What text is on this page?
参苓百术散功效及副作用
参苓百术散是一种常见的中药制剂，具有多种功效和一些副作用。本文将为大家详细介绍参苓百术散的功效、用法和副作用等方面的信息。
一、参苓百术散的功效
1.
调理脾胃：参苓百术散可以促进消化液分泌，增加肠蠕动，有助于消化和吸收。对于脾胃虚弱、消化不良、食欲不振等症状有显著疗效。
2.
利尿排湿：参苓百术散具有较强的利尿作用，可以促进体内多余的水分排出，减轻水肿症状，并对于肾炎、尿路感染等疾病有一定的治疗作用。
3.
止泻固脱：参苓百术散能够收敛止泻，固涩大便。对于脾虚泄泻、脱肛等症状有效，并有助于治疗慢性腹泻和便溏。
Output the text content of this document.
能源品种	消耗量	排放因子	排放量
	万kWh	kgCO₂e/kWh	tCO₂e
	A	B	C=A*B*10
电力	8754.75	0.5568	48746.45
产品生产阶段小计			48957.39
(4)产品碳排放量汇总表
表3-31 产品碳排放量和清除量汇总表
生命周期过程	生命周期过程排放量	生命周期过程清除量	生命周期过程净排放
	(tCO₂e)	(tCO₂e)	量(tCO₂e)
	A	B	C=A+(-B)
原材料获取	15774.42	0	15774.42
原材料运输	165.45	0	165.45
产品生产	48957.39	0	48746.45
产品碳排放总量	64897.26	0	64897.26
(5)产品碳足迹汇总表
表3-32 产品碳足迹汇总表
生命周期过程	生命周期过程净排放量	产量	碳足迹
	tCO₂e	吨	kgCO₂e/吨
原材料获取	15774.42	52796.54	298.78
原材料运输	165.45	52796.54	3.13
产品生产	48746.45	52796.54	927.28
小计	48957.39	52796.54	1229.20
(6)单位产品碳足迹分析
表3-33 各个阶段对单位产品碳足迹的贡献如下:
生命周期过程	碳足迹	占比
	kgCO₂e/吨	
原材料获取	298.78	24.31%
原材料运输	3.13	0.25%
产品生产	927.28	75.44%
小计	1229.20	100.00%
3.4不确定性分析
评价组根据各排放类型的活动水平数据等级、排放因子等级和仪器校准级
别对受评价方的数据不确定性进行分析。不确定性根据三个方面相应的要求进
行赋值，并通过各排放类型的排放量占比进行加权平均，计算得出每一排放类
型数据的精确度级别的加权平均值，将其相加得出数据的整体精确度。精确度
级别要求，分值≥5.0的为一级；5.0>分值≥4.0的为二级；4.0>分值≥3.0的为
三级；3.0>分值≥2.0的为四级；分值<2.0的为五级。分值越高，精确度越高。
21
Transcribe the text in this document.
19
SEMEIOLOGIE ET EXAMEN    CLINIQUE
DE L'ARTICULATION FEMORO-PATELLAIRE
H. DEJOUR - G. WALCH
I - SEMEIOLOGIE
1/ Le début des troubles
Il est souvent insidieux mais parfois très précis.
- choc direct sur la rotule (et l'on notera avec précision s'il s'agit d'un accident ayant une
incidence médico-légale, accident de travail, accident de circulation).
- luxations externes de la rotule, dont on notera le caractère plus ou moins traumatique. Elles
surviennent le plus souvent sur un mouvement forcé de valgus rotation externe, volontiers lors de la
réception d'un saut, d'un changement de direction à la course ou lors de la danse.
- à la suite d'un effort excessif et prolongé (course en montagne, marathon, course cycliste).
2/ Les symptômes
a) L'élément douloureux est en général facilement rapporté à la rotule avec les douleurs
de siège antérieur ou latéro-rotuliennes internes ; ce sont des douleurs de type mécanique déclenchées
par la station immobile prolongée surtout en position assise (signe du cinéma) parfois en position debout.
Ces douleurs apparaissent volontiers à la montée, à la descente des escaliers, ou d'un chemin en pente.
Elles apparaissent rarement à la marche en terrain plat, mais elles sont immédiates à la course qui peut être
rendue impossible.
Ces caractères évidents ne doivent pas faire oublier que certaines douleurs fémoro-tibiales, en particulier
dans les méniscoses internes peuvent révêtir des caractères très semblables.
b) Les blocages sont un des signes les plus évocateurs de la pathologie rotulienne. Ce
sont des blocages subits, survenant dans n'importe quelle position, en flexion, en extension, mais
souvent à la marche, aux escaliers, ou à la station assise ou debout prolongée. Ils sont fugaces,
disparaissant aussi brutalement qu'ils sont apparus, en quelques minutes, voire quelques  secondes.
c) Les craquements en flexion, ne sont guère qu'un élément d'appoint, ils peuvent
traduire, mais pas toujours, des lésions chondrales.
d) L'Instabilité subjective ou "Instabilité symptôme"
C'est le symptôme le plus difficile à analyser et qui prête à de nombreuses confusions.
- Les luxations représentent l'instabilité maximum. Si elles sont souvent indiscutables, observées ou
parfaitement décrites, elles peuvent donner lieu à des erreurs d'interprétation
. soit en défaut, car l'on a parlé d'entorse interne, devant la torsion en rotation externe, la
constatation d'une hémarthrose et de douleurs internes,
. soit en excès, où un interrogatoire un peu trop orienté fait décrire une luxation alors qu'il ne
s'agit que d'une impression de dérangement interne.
:::::
Brief: Show the lines of the records that contain the word "agit".

Solution:
- choc direct sur la rotule (et l'on notera avec précision s'il s'agit d'un accident ayant une
s'agit que d'une impression de dérangement interne.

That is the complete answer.